[The problem] Repeat every record below exactly, but leave out any pictures.

[begin Exercise inputs]

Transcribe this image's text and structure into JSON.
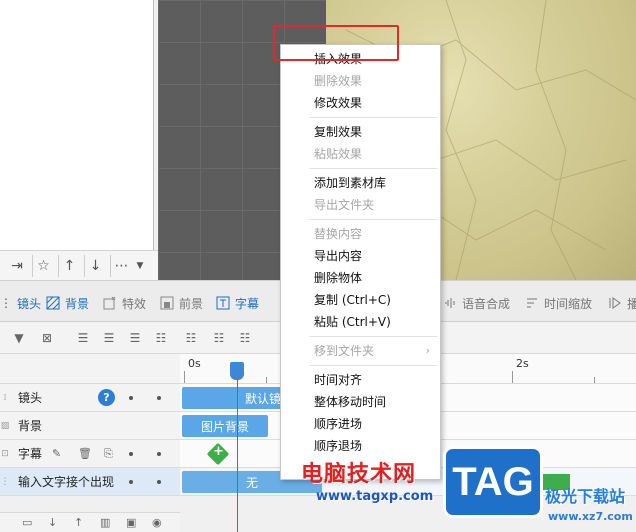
{
  "left_toolbar": {
    "icons": [
      "export-icon",
      "star-icon",
      "arrow-up-icon",
      "arrow-down-icon",
      "more-icon",
      "dropdown-arrow-icon"
    ]
  },
  "tabs": [
    {
      "label": "镜头",
      "icon": "camera-icon",
      "active": true
    },
    {
      "label": "背景",
      "icon": "background-icon",
      "active": true
    },
    {
      "label": "特效",
      "icon": "effect-icon",
      "active": false
    },
    {
      "label": "前景",
      "icon": "foreground-icon",
      "active": false
    },
    {
      "label": "字幕",
      "icon": "subtitle-icon",
      "active": true
    },
    {
      "label": "语音合成",
      "icon": "voice-icon",
      "active": false
    },
    {
      "label": "时间缩放",
      "icon": "time-scale-icon",
      "active": false
    },
    {
      "label": "播",
      "icon": "play-icon",
      "active": false
    }
  ],
  "ruler": {
    "labels": [
      "0s",
      "2s"
    ]
  },
  "tracks": [
    {
      "name": "镜头",
      "clip": "默认镜",
      "help": "?"
    },
    {
      "name": "背景",
      "clip": "图片背景"
    },
    {
      "name": "字幕",
      "clip": ""
    },
    {
      "name": "输入文字接个出现",
      "clip": "无"
    }
  ],
  "context_menu": {
    "groups": [
      [
        {
          "label": "插入效果",
          "enabled": true
        },
        {
          "label": "删除效果",
          "enabled": false
        },
        {
          "label": "修改效果",
          "enabled": true
        }
      ],
      [
        {
          "label": "复制效果",
          "enabled": true
        },
        {
          "label": "粘贴效果",
          "enabled": false
        }
      ],
      [
        {
          "label": "添加到素材库",
          "enabled": true
        },
        {
          "label": "导出文件夹",
          "enabled": false
        }
      ],
      [
        {
          "label": "替换内容",
          "enabled": false
        },
        {
          "label": "导出内容",
          "enabled": true
        },
        {
          "label": "删除物体",
          "enabled": true
        },
        {
          "label": "复制 (Ctrl+C)",
          "enabled": true
        },
        {
          "label": "粘贴 (Ctrl+V)",
          "enabled": true
        }
      ],
      [
        {
          "label": "移到文件夹",
          "enabled": false,
          "submenu": true
        }
      ],
      [
        {
          "label": "时间对齐",
          "enabled": true
        },
        {
          "label": "整体移动时间",
          "enabled": true
        },
        {
          "label": "顺序进场",
          "enabled": true
        },
        {
          "label": "顺序退场",
          "enabled": true
        }
      ]
    ]
  },
  "watermarks": {
    "site_name": "电脑技术网",
    "site_url": "www.tagxp.com",
    "logo": "TAG",
    "download_site": "极光下载站",
    "download_url": "www.xz7.com"
  },
  "colors": {
    "highlight": "#e02a2a",
    "accent": "#1c6fc1",
    "playhead": "#e03a3a",
    "clip": "#5aa6e6"
  }
}
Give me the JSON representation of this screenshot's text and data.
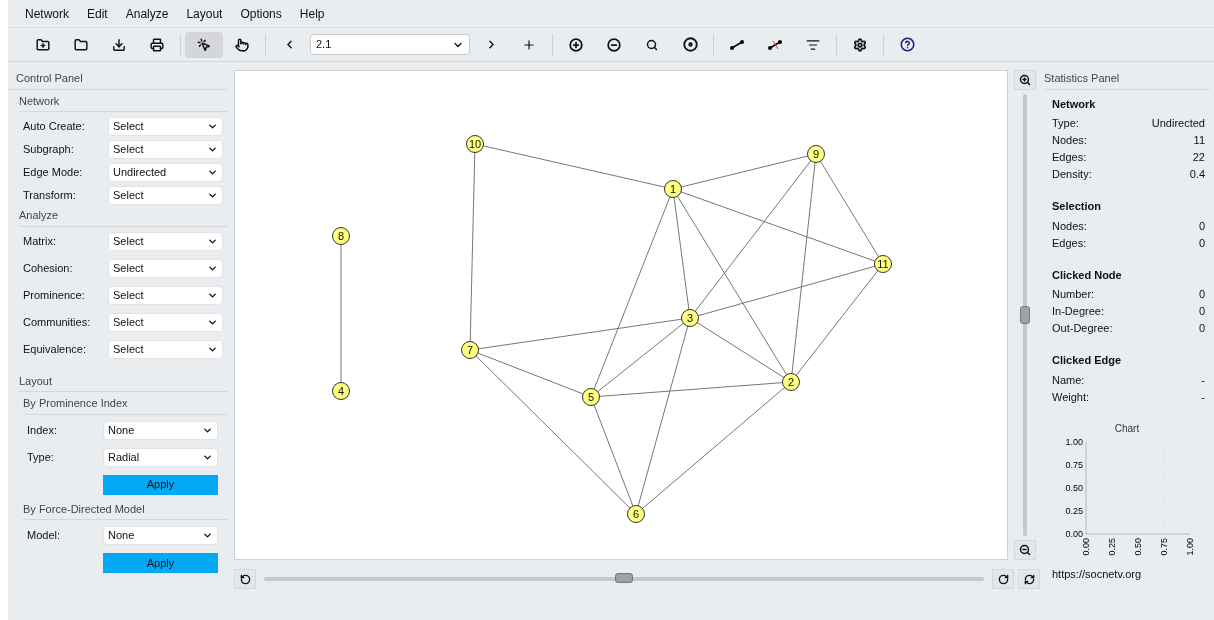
{
  "menu": [
    "Network",
    "Edit",
    "Analyze",
    "Layout",
    "Options",
    "Help"
  ],
  "toolbar": {
    "tools": [
      {
        "kind": "new",
        "selected": false
      },
      {
        "kind": "open",
        "selected": false
      },
      {
        "kind": "save",
        "selected": false
      },
      {
        "kind": "print",
        "selected": false
      },
      {
        "kind": "select",
        "selected": true
      },
      {
        "kind": "pan",
        "selected": false
      }
    ],
    "relation": "2.1"
  },
  "control_panel": {
    "title": "Control Panel",
    "sections": [
      {
        "title": "Network",
        "fields": [
          {
            "label": "Auto Create:",
            "value": "Select"
          },
          {
            "label": "Subgraph:",
            "value": "Select"
          },
          {
            "label": "Edge Mode:",
            "value": "Undirected"
          },
          {
            "label": "Transform:",
            "value": "Select"
          }
        ]
      },
      {
        "title": "Analyze",
        "fields": [
          {
            "label": "Matrix:",
            "value": "Select"
          },
          {
            "label": "Cohesion:",
            "value": "Select"
          },
          {
            "label": "Prominence:",
            "value": "Select"
          },
          {
            "label": "Communities:",
            "value": "Select"
          },
          {
            "label": "Equivalence:",
            "value": "Select"
          }
        ]
      }
    ],
    "layout": {
      "title": "Layout",
      "groups": [
        {
          "title": "By Prominence Index",
          "fields": [
            {
              "label": "Index:",
              "value": "None"
            },
            {
              "label": "Type:",
              "value": "Radial"
            }
          ],
          "button": "Apply"
        },
        {
          "title": "By Force-Directed Model",
          "fields": [
            {
              "label": "Model:",
              "value": "None"
            }
          ],
          "button": "Apply"
        }
      ]
    }
  },
  "canvas": {
    "nodes": [
      "10",
      "1",
      "9",
      "11",
      "8",
      "3",
      "7",
      "2",
      "5",
      "4",
      "6"
    ]
  },
  "zoom_slider": {
    "level": 0.5
  },
  "rotate_slider": {
    "level": 0.5
  },
  "statistics_panel": {
    "title": "Statistics Panel",
    "sections": [
      {
        "title": "Network",
        "rows": [
          {
            "label": "Type:",
            "value": "Undirected"
          },
          {
            "label": "Nodes:",
            "value": "11"
          },
          {
            "label": "Edges:",
            "value": "22"
          },
          {
            "label": "Density:",
            "value": "0.4"
          }
        ]
      },
      {
        "title": "Selection",
        "rows": [
          {
            "label": "Nodes:",
            "value": "0"
          },
          {
            "label": "Edges:",
            "value": "0"
          }
        ]
      },
      {
        "title": "Clicked Node",
        "rows": [
          {
            "label": "Number:",
            "value": "0"
          },
          {
            "label": "In-Degree:",
            "value": "0"
          },
          {
            "label": "Out-Degree:",
            "value": "0"
          }
        ]
      },
      {
        "title": "Clicked Edge",
        "rows": [
          {
            "label": "Name:",
            "value": "-"
          },
          {
            "label": "Weight:",
            "value": "-"
          }
        ]
      }
    ],
    "chart_data": {
      "type": "line",
      "title": "Chart",
      "grid": true,
      "xlim": [
        0,
        1
      ],
      "ylim": [
        0,
        1
      ],
      "xticks": [
        {
          "value": 0,
          "label": "0.00"
        },
        {
          "value": 0.25,
          "label": "0.25"
        },
        {
          "value": 0.5,
          "label": "0.50"
        },
        {
          "value": 0.75,
          "label": "0.75"
        },
        {
          "value": 1,
          "label": "1.00"
        }
      ],
      "yticks": [
        {
          "value": 0,
          "label": "0.00"
        },
        {
          "value": 0.25,
          "label": "0.25"
        },
        {
          "value": 0.5,
          "label": "0.50"
        },
        {
          "value": 0.75,
          "label": "0.75"
        },
        {
          "value": 1,
          "label": "1.00"
        }
      ]
    },
    "link": "https://socnetv.org"
  }
}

[end Exercise inputs]

[Task response]
Transcribe this image's text and structure into JSON.
{
  "left_toolbar": {
    "icons": [
      "export-icon",
      "star-icon",
      "arrow-up-icon",
      "arrow-down-icon",
      "more-icon",
      "dropdown-arrow-icon"
    ]
  },
  "tabs": [
    {
      "label": "镜头",
      "icon": "camera-icon",
      "active": true
    },
    {
      "label": "背景",
      "icon": "background-icon",
      "active": true
    },
    {
      "label": "特效",
      "icon": "effect-icon",
      "active": false
    },
    {
      "label": "前景",
      "icon": "foreground-icon",
      "active": false
    },
    {
      "label": "字幕",
      "icon": "subtitle-icon",
      "active": true
    },
    {
      "label": "语音合成",
      "icon": "voice-icon",
      "active": false
    },
    {
      "label": "时间缩放",
      "icon": "time-scale-icon",
      "active": false
    },
    {
      "label": "播",
      "icon": "play-icon",
      "active": false
    }
  ],
  "ruler": {
    "labels": [
      "0s",
      "2s"
    ]
  },
  "tracks": [
    {
      "name": "镜头",
      "clip": "默认镜",
      "help": "?"
    },
    {
      "name": "背景",
      "clip": "图片背景"
    },
    {
      "name": "字幕",
      "clip": ""
    },
    {
      "name": "输入文字接个出现",
      "clip": "无"
    }
  ],
  "context_menu": {
    "groups": [
      [
        {
          "label": "插入效果",
          "enabled": true
        },
        {
          "label": "删除效果",
          "enabled": false
        },
        {
          "label": "修改效果",
          "enabled": true
        }
      ],
      [
        {
          "label": "复制效果",
          "enabled": true
        },
        {
          "label": "粘贴效果",
          "enabled": false
        }
      ],
      [
        {
          "label": "添加到素材库",
          "enabled": true
        },
        {
          "label": "导出文件夹",
          "enabled": false
        }
      ],
      [
        {
          "label": "替换内容",
          "enabled": false
        },
        {
          "label": "导出内容",
          "enabled": true
        },
        {
          "label": "删除物体",
          "enabled": true
        },
        {
          "label": "复制 (Ctrl+C)",
          "enabled": true
        },
        {
          "label": "粘贴 (Ctrl+V)",
          "enabled": true
        }
      ],
      [
        {
          "label": "移到文件夹",
          "enabled": false,
          "submenu": true
        }
      ],
      [
        {
          "label": "时间对齐",
          "enabled": true
        },
        {
          "label": "整体移动时间",
          "enabled": true
        },
        {
          "label": "顺序进场",
          "enabled": true
        },
        {
          "label": "顺序退场",
          "enabled": true
        }
      ]
    ]
  },
  "watermarks": {
    "site_name": "电脑技术网",
    "site_url": "www.tagxp.com",
    "logo": "TAG",
    "download_site": "极光下载站",
    "download_url": "www.xz7.com"
  },
  "colors": {
    "highlight": "#e02a2a",
    "accent": "#1c6fc1",
    "playhead": "#e03a3a",
    "clip": "#5aa6e6"
  }
}
Give me the JSON representation of this screenshot's text and data.
{
  "menu": [
    "Network",
    "Edit",
    "Analyze",
    "Layout",
    "Options",
    "Help"
  ],
  "toolbar": {
    "tools": [
      {
        "kind": "new",
        "selected": false
      },
      {
        "kind": "open",
        "selected": false
      },
      {
        "kind": "save",
        "selected": false
      },
      {
        "kind": "print",
        "selected": false
      },
      {
        "kind": "select",
        "selected": true
      },
      {
        "kind": "pan",
        "selected": false
      }
    ],
    "relation": "2.1"
  },
  "control_panel": {
    "title": "Control Panel",
    "sections": [
      {
        "title": "Network",
        "fields": [
          {
            "label": "Auto Create:",
            "value": "Select"
          },
          {
            "label": "Subgraph:",
            "value": "Select"
          },
          {
            "label": "Edge Mode:",
            "value": "Undirected"
          },
          {
            "label": "Transform:",
            "value": "Select"
          }
        ]
      },
      {
        "title": "Analyze",
        "fields": [
          {
            "label": "Matrix:",
            "value": "Select"
          },
          {
            "label": "Cohesion:",
            "value": "Select"
          },
          {
            "label": "Prominence:",
            "value": "Select"
          },
          {
            "label": "Communities:",
            "value": "Select"
          },
          {
            "label": "Equivalence:",
            "value": "Select"
          }
        ]
      }
    ],
    "layout": {
      "title": "Layout",
      "groups": [
        {
          "title": "By Prominence Index",
          "fields": [
            {
              "label": "Index:",
              "value": "None"
            },
            {
              "label": "Type:",
              "value": "Radial"
            }
          ],
          "button": "Apply"
        },
        {
          "title": "By Force-Directed Model",
          "fields": [
            {
              "label": "Model:",
              "value": "None"
            }
          ],
          "button": "Apply"
        }
      ]
    }
  },
  "canvas": {
    "nodes": [
      "10",
      "1",
      "9",
      "11",
      "8",
      "3",
      "7",
      "2",
      "5",
      "4",
      "6"
    ]
  },
  "zoom_slider": {
    "level": 0.5
  },
  "rotate_slider": {
    "level": 0.5
  },
  "statistics_panel": {
    "title": "Statistics Panel",
    "sections": [
      {
        "title": "Network",
        "rows": [
          {
            "label": "Type:",
            "value": "Undirected"
          },
          {
            "label": "Nodes:",
            "value": "11"
          },
          {
            "label": "Edges:",
            "value": "22"
          },
          {
            "label": "Density:",
            "value": "0.4"
          }
        ]
      },
      {
        "title": "Selection",
        "rows": [
          {
            "label": "Nodes:",
            "value": "0"
          },
          {
            "label": "Edges:",
            "value": "0"
          }
        ]
      },
      {
        "title": "Clicked Node",
        "rows": [
          {
            "label": "Number:",
            "value": "0"
          },
          {
            "label": "In-Degree:",
            "value": "0"
          },
          {
            "label": "Out-Degree:",
            "value": "0"
          }
        ]
      },
      {
        "title": "Clicked Edge",
        "rows": [
          {
            "label": "Name:",
            "value": "-"
          },
          {
            "label": "Weight:",
            "value": "-"
          }
        ]
      }
    ],
    "chart_data": {
      "type": "line",
      "title": "Chart",
      "grid": true,
      "xlim": [
        0,
        1
      ],
      "ylim": [
        0,
        1
      ],
      "xticks": [
        {
          "value": 0,
          "label": "0.00"
        },
        {
          "value": 0.25,
          "label": "0.25"
        },
        {
          "value": 0.5,
          "label": "0.50"
        },
        {
          "value": 0.75,
          "label": "0.75"
        },
        {
          "value": 1,
          "label": "1.00"
        }
      ],
      "yticks": [
        {
          "value": 0,
          "label": "0.00"
        },
        {
          "value": 0.25,
          "label": "0.25"
        },
        {
          "value": 0.5,
          "label": "0.50"
        },
        {
          "value": 0.75,
          "label": "0.75"
        },
        {
          "value": 1,
          "label": "1.00"
        }
      ]
    },
    "link": "https://socnetv.org"
  }
}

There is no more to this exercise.